• **What you are asked to do**
Each line that includes the string "التلبس" counts once; give the total and nothing else.

• **Records provided**
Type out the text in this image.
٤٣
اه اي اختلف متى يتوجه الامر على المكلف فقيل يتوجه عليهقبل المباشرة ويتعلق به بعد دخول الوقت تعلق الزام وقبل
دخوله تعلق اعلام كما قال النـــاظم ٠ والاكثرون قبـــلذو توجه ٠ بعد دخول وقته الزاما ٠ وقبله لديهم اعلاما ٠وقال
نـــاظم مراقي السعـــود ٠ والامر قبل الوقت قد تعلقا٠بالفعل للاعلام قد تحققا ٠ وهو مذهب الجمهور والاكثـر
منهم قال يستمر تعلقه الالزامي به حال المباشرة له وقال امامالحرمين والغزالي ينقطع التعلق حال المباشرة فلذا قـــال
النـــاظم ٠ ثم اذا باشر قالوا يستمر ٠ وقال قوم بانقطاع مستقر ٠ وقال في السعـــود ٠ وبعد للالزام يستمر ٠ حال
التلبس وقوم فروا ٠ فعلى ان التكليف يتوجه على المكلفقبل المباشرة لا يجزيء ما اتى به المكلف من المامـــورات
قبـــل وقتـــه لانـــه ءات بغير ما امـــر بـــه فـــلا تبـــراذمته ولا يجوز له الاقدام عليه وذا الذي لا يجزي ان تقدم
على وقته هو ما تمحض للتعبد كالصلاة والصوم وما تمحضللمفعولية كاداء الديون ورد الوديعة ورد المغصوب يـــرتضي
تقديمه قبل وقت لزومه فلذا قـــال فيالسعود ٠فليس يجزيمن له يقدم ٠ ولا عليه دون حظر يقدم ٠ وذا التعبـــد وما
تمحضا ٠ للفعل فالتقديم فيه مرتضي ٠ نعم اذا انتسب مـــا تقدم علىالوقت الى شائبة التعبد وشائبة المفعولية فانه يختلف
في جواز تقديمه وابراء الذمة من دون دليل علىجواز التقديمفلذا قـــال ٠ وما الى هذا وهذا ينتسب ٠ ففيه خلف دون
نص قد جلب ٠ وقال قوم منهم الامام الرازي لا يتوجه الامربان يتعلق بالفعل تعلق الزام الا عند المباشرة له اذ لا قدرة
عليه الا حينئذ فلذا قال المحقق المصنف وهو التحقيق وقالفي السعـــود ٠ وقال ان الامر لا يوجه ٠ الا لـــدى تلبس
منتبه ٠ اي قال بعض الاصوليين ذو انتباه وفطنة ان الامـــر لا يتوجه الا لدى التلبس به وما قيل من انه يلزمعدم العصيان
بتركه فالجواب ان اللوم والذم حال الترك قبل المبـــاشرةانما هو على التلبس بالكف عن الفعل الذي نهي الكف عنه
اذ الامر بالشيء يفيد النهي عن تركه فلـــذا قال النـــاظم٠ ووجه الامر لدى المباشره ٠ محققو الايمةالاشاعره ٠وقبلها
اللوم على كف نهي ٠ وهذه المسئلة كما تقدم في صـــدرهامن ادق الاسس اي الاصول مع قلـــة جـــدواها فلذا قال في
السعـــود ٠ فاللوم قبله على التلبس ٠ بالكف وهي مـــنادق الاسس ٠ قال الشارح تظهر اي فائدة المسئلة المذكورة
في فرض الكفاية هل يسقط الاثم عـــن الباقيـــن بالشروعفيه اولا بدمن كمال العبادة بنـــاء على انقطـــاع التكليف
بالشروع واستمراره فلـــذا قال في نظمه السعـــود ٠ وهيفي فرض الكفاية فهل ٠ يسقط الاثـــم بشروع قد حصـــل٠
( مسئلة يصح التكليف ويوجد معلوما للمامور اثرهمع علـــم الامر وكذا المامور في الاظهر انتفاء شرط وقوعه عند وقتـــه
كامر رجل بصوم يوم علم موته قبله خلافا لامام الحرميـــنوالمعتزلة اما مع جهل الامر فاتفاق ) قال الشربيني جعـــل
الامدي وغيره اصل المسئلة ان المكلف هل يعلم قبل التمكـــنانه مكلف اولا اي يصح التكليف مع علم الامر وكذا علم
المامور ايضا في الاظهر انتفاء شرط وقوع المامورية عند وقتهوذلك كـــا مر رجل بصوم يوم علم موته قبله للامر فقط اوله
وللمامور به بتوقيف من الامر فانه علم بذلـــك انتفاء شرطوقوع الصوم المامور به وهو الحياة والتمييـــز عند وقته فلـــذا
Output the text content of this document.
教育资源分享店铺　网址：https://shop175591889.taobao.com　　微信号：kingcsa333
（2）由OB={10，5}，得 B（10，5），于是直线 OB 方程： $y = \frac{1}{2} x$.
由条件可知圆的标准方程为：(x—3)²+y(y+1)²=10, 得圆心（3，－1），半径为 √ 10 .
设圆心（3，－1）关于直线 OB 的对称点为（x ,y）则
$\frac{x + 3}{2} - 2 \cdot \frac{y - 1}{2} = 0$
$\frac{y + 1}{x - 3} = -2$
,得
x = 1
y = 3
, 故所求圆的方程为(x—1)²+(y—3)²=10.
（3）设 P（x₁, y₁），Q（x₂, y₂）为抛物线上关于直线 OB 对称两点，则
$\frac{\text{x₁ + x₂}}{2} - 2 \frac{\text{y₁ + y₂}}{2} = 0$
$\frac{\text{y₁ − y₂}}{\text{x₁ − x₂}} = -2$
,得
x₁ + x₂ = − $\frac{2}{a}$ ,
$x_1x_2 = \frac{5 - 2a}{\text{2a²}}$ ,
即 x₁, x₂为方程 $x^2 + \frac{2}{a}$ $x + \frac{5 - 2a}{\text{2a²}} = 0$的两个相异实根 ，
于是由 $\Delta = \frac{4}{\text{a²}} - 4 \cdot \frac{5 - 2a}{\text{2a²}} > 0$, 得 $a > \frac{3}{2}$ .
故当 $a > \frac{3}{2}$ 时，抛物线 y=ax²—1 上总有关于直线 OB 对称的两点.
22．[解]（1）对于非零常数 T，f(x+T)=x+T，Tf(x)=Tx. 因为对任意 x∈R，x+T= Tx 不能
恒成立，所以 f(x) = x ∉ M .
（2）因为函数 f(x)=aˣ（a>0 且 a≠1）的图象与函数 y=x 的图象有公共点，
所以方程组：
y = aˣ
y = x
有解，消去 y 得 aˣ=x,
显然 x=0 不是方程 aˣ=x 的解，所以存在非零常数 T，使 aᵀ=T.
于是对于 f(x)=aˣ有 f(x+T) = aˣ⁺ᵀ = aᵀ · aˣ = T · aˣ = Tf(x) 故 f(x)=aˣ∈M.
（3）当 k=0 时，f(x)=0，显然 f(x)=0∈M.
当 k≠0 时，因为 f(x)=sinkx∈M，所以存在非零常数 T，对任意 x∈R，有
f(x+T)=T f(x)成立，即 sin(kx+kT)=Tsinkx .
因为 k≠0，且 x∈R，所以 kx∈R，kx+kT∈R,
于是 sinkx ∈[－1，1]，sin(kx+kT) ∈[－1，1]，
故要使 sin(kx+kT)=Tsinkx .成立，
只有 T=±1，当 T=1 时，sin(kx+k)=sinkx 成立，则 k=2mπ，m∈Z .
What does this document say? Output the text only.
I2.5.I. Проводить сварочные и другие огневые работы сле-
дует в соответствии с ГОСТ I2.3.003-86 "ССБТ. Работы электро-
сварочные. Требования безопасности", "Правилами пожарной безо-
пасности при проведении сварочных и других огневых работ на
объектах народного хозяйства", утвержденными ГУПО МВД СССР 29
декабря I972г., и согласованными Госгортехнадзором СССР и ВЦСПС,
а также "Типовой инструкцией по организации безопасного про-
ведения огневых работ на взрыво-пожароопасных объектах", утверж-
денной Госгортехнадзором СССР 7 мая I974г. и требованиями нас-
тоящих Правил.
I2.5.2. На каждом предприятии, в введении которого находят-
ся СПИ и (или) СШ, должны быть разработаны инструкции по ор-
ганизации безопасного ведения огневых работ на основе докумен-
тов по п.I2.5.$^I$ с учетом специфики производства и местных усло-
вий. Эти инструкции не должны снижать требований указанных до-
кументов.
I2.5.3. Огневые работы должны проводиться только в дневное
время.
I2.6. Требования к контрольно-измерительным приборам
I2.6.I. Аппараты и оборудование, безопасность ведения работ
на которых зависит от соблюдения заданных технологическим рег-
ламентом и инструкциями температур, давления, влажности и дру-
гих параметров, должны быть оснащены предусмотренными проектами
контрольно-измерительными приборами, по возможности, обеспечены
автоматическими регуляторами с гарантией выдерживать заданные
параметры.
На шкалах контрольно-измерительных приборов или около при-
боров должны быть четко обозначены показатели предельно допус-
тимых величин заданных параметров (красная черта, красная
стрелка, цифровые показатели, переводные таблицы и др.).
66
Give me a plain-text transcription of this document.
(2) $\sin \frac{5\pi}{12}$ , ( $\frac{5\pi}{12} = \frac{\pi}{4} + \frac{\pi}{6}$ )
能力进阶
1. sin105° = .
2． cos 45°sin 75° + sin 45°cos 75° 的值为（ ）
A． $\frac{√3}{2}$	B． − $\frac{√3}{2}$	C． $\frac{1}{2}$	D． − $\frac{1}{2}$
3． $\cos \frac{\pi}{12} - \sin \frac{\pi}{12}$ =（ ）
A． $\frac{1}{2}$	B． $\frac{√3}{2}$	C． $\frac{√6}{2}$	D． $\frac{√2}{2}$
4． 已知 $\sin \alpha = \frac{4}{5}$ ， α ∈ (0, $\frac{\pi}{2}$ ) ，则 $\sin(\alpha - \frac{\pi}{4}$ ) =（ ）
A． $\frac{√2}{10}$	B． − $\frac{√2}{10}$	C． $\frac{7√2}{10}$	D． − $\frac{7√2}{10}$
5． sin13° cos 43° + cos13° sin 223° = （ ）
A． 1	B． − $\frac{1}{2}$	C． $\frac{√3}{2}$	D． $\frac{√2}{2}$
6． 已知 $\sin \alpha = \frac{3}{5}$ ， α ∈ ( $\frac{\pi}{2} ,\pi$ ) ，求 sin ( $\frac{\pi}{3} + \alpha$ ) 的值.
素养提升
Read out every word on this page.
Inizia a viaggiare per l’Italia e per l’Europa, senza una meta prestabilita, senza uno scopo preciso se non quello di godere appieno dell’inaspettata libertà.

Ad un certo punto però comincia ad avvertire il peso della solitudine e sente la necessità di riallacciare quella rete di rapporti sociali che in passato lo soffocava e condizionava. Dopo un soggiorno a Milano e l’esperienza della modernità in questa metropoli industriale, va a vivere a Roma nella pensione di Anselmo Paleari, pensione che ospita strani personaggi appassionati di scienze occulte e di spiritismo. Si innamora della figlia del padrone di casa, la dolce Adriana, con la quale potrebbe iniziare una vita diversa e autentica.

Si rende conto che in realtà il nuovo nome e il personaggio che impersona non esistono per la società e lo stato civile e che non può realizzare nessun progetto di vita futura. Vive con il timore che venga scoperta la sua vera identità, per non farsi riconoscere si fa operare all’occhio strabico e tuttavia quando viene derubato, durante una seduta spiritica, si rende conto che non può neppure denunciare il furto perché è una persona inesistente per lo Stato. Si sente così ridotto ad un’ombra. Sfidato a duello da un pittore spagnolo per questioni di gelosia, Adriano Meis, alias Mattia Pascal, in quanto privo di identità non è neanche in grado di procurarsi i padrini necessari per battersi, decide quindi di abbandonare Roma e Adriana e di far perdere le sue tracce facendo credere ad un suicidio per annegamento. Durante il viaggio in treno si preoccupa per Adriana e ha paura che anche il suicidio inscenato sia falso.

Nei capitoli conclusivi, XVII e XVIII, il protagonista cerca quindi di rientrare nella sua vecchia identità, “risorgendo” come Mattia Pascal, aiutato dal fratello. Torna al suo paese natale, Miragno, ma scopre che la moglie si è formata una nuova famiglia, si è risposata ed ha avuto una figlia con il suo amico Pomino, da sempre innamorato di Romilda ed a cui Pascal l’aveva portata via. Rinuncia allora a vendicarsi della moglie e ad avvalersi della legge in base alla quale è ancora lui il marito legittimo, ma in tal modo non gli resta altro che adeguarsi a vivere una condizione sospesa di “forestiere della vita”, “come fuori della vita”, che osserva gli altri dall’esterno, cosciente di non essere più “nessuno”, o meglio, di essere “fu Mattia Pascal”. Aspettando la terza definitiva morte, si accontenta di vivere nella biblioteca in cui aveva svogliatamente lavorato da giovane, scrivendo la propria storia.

• **Final result**
4